#### Required task:
Repeat the records below exactly, leaving out any pictures.

#### Task material:
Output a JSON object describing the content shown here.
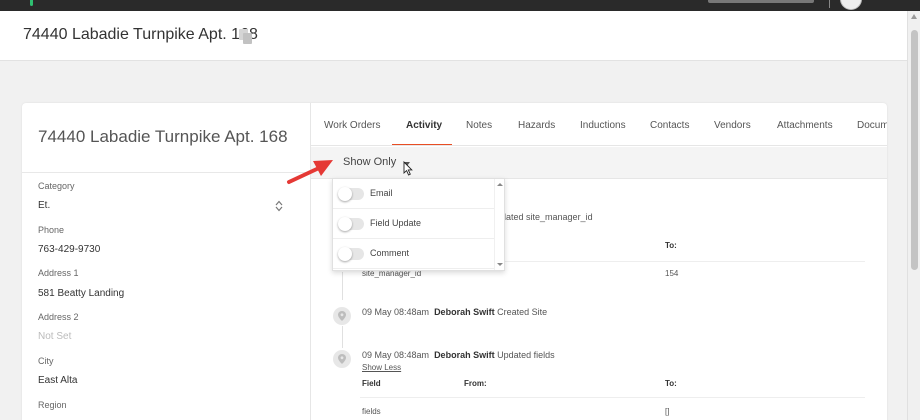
{
  "header": {
    "title": "74440 Labadie Turnpike Apt. 168"
  },
  "sidebar": {
    "title": "74440 Labadie Turnpike Apt. 168",
    "fields": [
      {
        "label": "Category",
        "value": "Et."
      },
      {
        "label": "Phone",
        "value": "763-429-9730"
      },
      {
        "label": "Address 1",
        "value": "581 Beatty Landing"
      },
      {
        "label": "Address 2",
        "value": "Not Set"
      },
      {
        "label": "City",
        "value": "East Alta"
      },
      {
        "label": "Region",
        "value": ""
      }
    ]
  },
  "tabs": [
    {
      "label": "Work Orders",
      "active": false
    },
    {
      "label": "Activity",
      "active": true
    },
    {
      "label": "Notes",
      "active": false
    },
    {
      "label": "Hazards",
      "active": false
    },
    {
      "label": "Inductions",
      "active": false
    },
    {
      "label": "Contacts",
      "active": false
    },
    {
      "label": "Vendors",
      "active": false
    },
    {
      "label": "Attachments",
      "active": false
    },
    {
      "label": "Docum",
      "active": false
    }
  ],
  "filter": {
    "label": "Show Only",
    "options": [
      {
        "label": "Email",
        "on": false
      },
      {
        "label": "Field Update",
        "on": false
      },
      {
        "label": "Comment",
        "on": false
      }
    ]
  },
  "activity": {
    "entry1": {
      "action_partial": "pdated site_manager_id",
      "to_header": "To:",
      "field_value": "site_manager_id",
      "to_value": "154"
    },
    "entry2": {
      "time": "09 May 08:48am",
      "user": "Deborah Swift",
      "action": "Created Site"
    },
    "entry3": {
      "time": "09 May 08:48am",
      "user": "Deborah Swift",
      "action": "Updated fields",
      "show_less": "Show Less",
      "headers": {
        "field": "Field",
        "from": "From:",
        "to": "To:"
      },
      "row": {
        "field": "fields",
        "from": "",
        "to": "[]"
      }
    }
  },
  "colors": {
    "accent": "#e84e24",
    "arrow": "#e53935",
    "topbar": "#2a2a2a"
  },
  "icons": [
    "copy-icon",
    "up-down-icon",
    "map-pin-icon",
    "arrow-annotation",
    "cursor-icon"
  ]
}
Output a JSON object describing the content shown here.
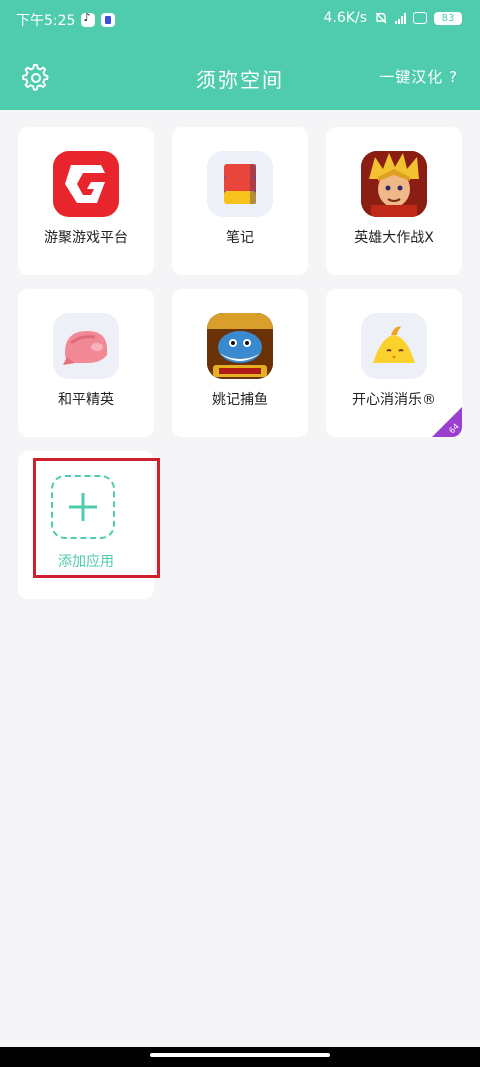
{
  "status_bar": {
    "time": "下午5:25",
    "network_speed": "4.6K/s",
    "battery": "83"
  },
  "header": {
    "title": "须弥空间",
    "translate_label": "一键汉化 ?"
  },
  "apps": [
    {
      "label": "游聚游戏平台",
      "icon": "youju-g-icon"
    },
    {
      "label": "笔记",
      "icon": "notebook-icon"
    },
    {
      "label": "英雄大作战X",
      "icon": "hero-avatar-icon"
    },
    {
      "label": "和平精英",
      "icon": "pink-helmet-icon"
    },
    {
      "label": "姚记捕鱼",
      "icon": "fish-game-icon"
    },
    {
      "label": "开心消消乐®",
      "icon": "yellow-chick-icon"
    }
  ],
  "app_badges": {
    "happy_elimination": "64"
  },
  "add_app": {
    "label": "添加应用"
  },
  "colors": {
    "accent": "#4fcbad",
    "highlight_border": "#d0202e"
  }
}
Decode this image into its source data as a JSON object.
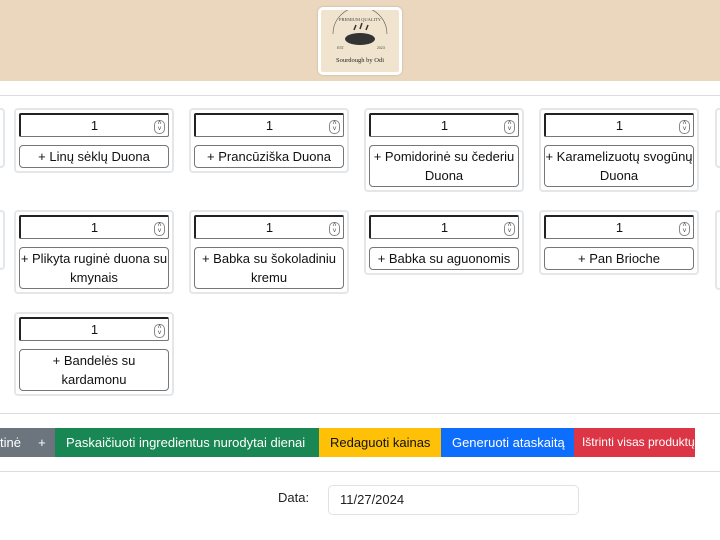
{
  "header": {
    "logo": {
      "top_text": "PREMIUM QUALITY",
      "est": "EST.",
      "year": "2023",
      "brand": "Sourdough by Odi"
    },
    "background": "#ead7bd"
  },
  "products": [
    {
      "qty": "1",
      "label": "+ Linų sėklų Duona"
    },
    {
      "qty": "1",
      "label": "+ Prancūziška Duona"
    },
    {
      "qty": "1",
      "label": "+ Pomidorinė su čederiu Duona"
    },
    {
      "qty": "1",
      "label": "+ Karamelizuotų svogūnų Duona"
    },
    {
      "qty": "1",
      "label": "+ Plikyta ruginė duona su kmynais"
    },
    {
      "qty": "1",
      "label": "+ Babka su šokoladiniu kremu"
    },
    {
      "qty": "1",
      "label": "+ Babka su aguonomis"
    },
    {
      "qty": "1",
      "label": "+ Pan Brioche"
    },
    {
      "qty": "1",
      "label": "+ Bandelės su kardamonu"
    }
  ],
  "actions": [
    {
      "label": "tinė",
      "color": "#6c757d"
    },
    {
      "label": "+",
      "color": "#6c757d"
    },
    {
      "label": "Paskaičiuoti ingredientus nurodytai dienai",
      "color": "#198754"
    },
    {
      "label": "Redaguoti kainas",
      "color": "#ffc107"
    },
    {
      "label": "Generuoti ataskaitą",
      "color": "#0d6efd"
    },
    {
      "label": "Ištrinti visas produktų",
      "color": "#dc3545"
    }
  ],
  "date": {
    "label": "Data:",
    "value": "11/27/2024"
  }
}
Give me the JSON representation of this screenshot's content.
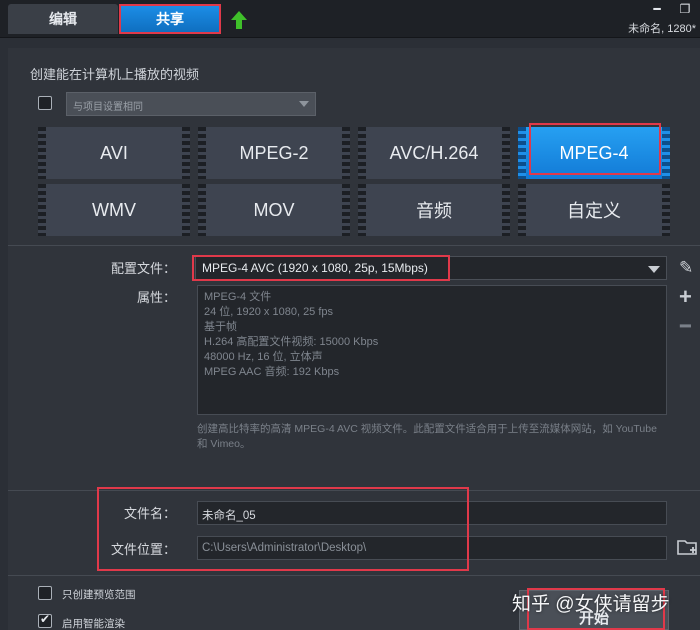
{
  "tabs": [
    {
      "label": "编辑"
    },
    {
      "label": "共享"
    }
  ],
  "window": {
    "project_name": "未命名, 1280*"
  },
  "share": {
    "section_title": "创建能在计算机上播放的视频",
    "match_project_option": "与项目设置相同",
    "formats": [
      {
        "label": "AVI"
      },
      {
        "label": "MPEG-2"
      },
      {
        "label": "AVC/H.264"
      },
      {
        "label": "MPEG-4"
      },
      {
        "label": "WMV"
      },
      {
        "label": "MOV"
      },
      {
        "label": "音频"
      },
      {
        "label": "自定义"
      }
    ],
    "selected_format": "MPEG-4",
    "profile_label": "配置文件：",
    "profile_value": "MPEG-4 AVC (1920 x 1080, 25p, 15Mbps)",
    "properties_label": "属性：",
    "properties": [
      "MPEG-4 文件",
      "24 位, 1920 x 1080, 25 fps",
      "基于帧",
      "H.264 高配置文件视频: 15000 Kbps",
      "48000 Hz, 16 位, 立体声",
      "MPEG AAC 音频: 192 Kbps"
    ],
    "description": "创建高比特率的高清 MPEG-4 AVC 视频文件。此配置文件适合用于上传至流媒体网站，如 YouTube 和 Vimeo。",
    "filename_label": "文件名：",
    "filename_value": "未命名_05",
    "location_label": "文件位置：",
    "location_value": "C:\\Users\\Administrator\\Desktop\\",
    "preview_only_label": "只创建预览范围",
    "smart_render_label": "启用智能渲染",
    "start_button": "开始"
  },
  "watermark": "知乎 @女侠请留步",
  "colors": {
    "accent": "#1c8de6",
    "highlight": "#e0394a",
    "background": "#2b2f36"
  },
  "icons": [
    "upload-arrow-icon",
    "minimize-icon",
    "restore-icon",
    "edit-pencil-icon",
    "add-icon",
    "remove-icon",
    "folder-add-icon",
    "dropdown-arrow-icon"
  ]
}
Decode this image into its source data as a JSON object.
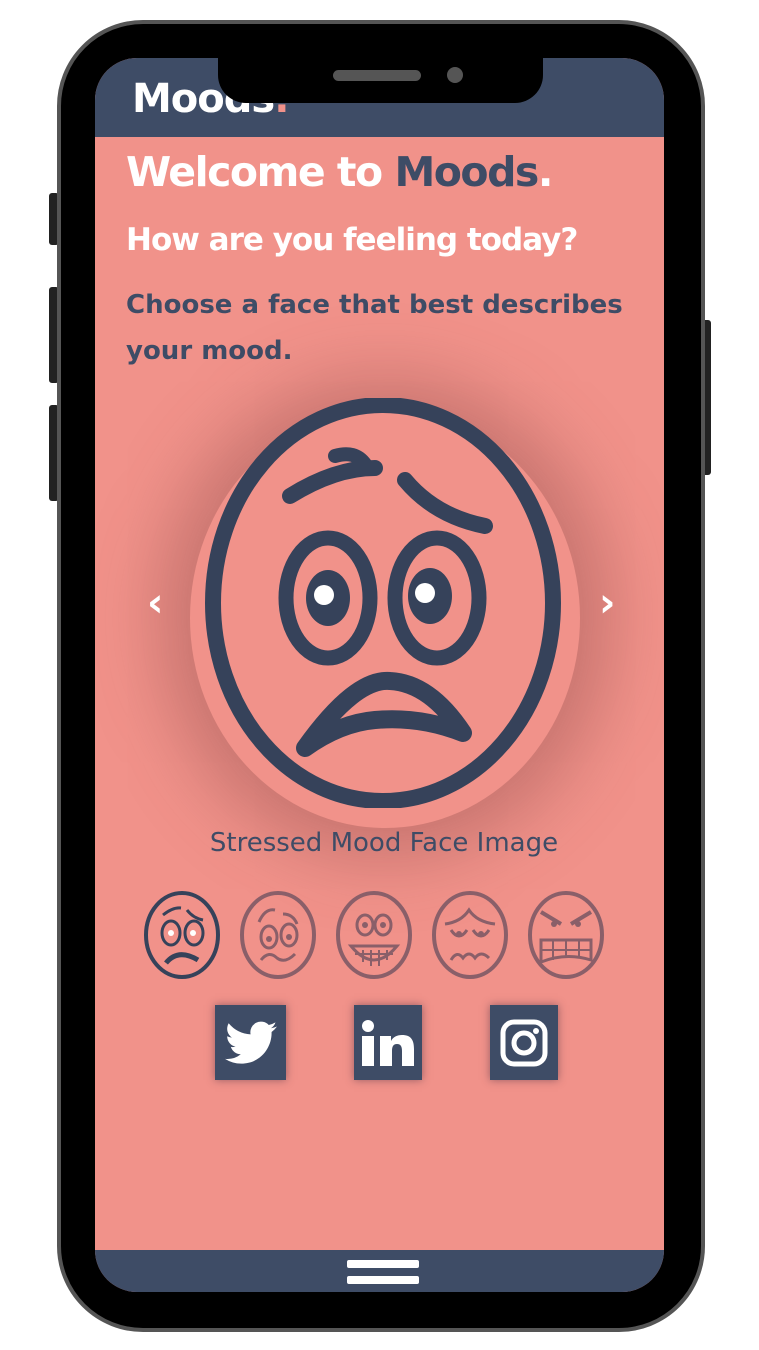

#### Task answer:
Output a JSON object describing the content shown here.
{
  "header": {
    "title": "74440 Labadie Turnpike Apt. 168"
  },
  "sidebar": {
    "title": "74440 Labadie Turnpike Apt. 168",
    "fields": [
      {
        "label": "Category",
        "value": "Et."
      },
      {
        "label": "Phone",
        "value": "763-429-9730"
      },
      {
        "label": "Address 1",
        "value": "581 Beatty Landing"
      },
      {
        "label": "Address 2",
        "value": "Not Set"
      },
      {
        "label": "City",
        "value": "East Alta"
      },
      {
        "label": "Region",
        "value": ""
      }
    ]
  },
  "tabs": [
    {
      "label": "Work Orders",
      "active": false
    },
    {
      "label": "Activity",
      "active": true
    },
    {
      "label": "Notes",
      "active": false
    },
    {
      "label": "Hazards",
      "active": false
    },
    {
      "label": "Inductions",
      "active": false
    },
    {
      "label": "Contacts",
      "active": false
    },
    {
      "label": "Vendors",
      "active": false
    },
    {
      "label": "Attachments",
      "active": false
    },
    {
      "label": "Docum",
      "active": false
    }
  ],
  "filter": {
    "label": "Show Only",
    "options": [
      {
        "label": "Email",
        "on": false
      },
      {
        "label": "Field Update",
        "on": false
      },
      {
        "label": "Comment",
        "on": false
      }
    ]
  },
  "activity": {
    "entry1": {
      "action_partial": "pdated site_manager_id",
      "to_header": "To:",
      "field_value": "site_manager_id",
      "to_value": "154"
    },
    "entry2": {
      "time": "09 May 08:48am",
      "user": "Deborah Swift",
      "action": "Created Site"
    },
    "entry3": {
      "time": "09 May 08:48am",
      "user": "Deborah Swift",
      "action": "Updated fields",
      "show_less": "Show Less",
      "headers": {
        "field": "Field",
        "from": "From:",
        "to": "To:"
      },
      "row": {
        "field": "fields",
        "from": "",
        "to": "[]"
      }
    }
  },
  "colors": {
    "accent": "#e84e24",
    "arrow": "#e53935",
    "topbar": "#2a2a2a"
  },
  "icons": [
    "copy-icon",
    "up-down-icon",
    "map-pin-icon",
    "arrow-annotation",
    "cursor-icon"
  ]
}
Output a JSON object describing the content shown here.
{
  "status_bar": {
    "time": "下午5:25",
    "network_speed": "4.6K/s",
    "battery": "83"
  },
  "header": {
    "title": "须弥空间",
    "translate_label": "一键汉化 ?"
  },
  "apps": [
    {
      "label": "游聚游戏平台",
      "icon": "youju-g-icon"
    },
    {
      "label": "笔记",
      "icon": "notebook-icon"
    },
    {
      "label": "英雄大作战X",
      "icon": "hero-avatar-icon"
    },
    {
      "label": "和平精英",
      "icon": "pink-helmet-icon"
    },
    {
      "label": "姚记捕鱼",
      "icon": "fish-game-icon"
    },
    {
      "label": "开心消消乐®",
      "icon": "yellow-chick-icon"
    }
  ],
  "app_badges": {
    "happy_elimination": "64"
  },
  "add_app": {
    "label": "添加应用"
  },
  "colors": {
    "accent": "#4fcbad",
    "highlight_border": "#d0202e"
  }
}
Decode this image into its source data as a JSON object.
{
  "header": {
    "logo": {
      "top_text": "PREMIUM QUALITY",
      "est": "EST.",
      "year": "2023",
      "brand": "Sourdough by Odi"
    },
    "background": "#ead7bd"
  },
  "products": [
    {
      "qty": "1",
      "label": "+ Linų sėklų Duona"
    },
    {
      "qty": "1",
      "label": "+ Prancūziška Duona"
    },
    {
      "qty": "1",
      "label": "+ Pomidorinė su čederiu Duona"
    },
    {
      "qty": "1",
      "label": "+ Karamelizuotų svogūnų Duona"
    },
    {
      "qty": "1",
      "label": "+ Plikyta ruginė duona su kmynais"
    },
    {
      "qty": "1",
      "label": "+ Babka su šokoladiniu kremu"
    },
    {
      "qty": "1",
      "label": "+ Babka su aguonomis"
    },
    {
      "qty": "1",
      "label": "+ Pan Brioche"
    },
    {
      "qty": "1",
      "label": "+ Bandelės su kardamonu"
    }
  ],
  "actions": [
    {
      "label": "tinė",
      "color": "#6c757d"
    },
    {
      "label": "+",
      "color": "#6c757d"
    },
    {
      "label": "Paskaičiuoti ingredientus nurodytai dienai",
      "color": "#198754"
    },
    {
      "label": "Redaguoti kainas",
      "color": "#ffc107"
    },
    {
      "label": "Generuoti ataskaitą",
      "color": "#0d6efd"
    },
    {
      "label": "Ištrinti visas produktų",
      "color": "#dc3545"
    }
  ],
  "date": {
    "label": "Data:",
    "value": "11/27/2024"
  }
}
Give me the JSON representation of this screenshot's content.
{
  "tabs": [
    {
      "label": "编辑"
    },
    {
      "label": "共享"
    }
  ],
  "window": {
    "project_name": "未命名, 1280*"
  },
  "share": {
    "section_title": "创建能在计算机上播放的视频",
    "match_project_option": "与项目设置相同",
    "formats": [
      {
        "label": "AVI"
      },
      {
        "label": "MPEG-2"
      },
      {
        "label": "AVC/H.264"
      },
      {
        "label": "MPEG-4"
      },
      {
        "label": "WMV"
      },
      {
        "label": "MOV"
      },
      {
        "label": "音频"
      },
      {
        "label": "自定义"
      }
    ],
    "selected_format": "MPEG-4",
    "profile_label": "配置文件：",
    "profile_value": "MPEG-4 AVC (1920 x 1080, 25p, 15Mbps)",
    "properties_label": "属性：",
    "properties": [
      "MPEG-4 文件",
      "24 位, 1920 x 1080, 25 fps",
      "基于帧",
      "H.264 高配置文件视频: 15000 Kbps",
      "48000 Hz, 16 位, 立体声",
      "MPEG AAC 音频: 192 Kbps"
    ],
    "description": "创建高比特率的高清 MPEG-4 AVC 视频文件。此配置文件适合用于上传至流媒体网站，如 YouTube 和 Vimeo。",
    "filename_label": "文件名：",
    "filename_value": "未命名_05",
    "location_label": "文件位置：",
    "location_value": "C:\\Users\\Administrator\\Desktop\\",
    "preview_only_label": "只创建预览范围",
    "smart_render_label": "启用智能渲染",
    "start_button": "开始"
  },
  "watermark": "知乎 @女侠请留步",
  "colors": {
    "accent": "#1c8de6",
    "highlight": "#e0394a",
    "background": "#2b2f36"
  },
  "icons": [
    "upload-arrow-icon",
    "minimize-icon",
    "restore-icon",
    "edit-pencil-icon",
    "add-icon",
    "remove-icon",
    "folder-add-icon",
    "dropdown-arrow-icon"
  ]
}
Decode this image into its source data as a JSON object.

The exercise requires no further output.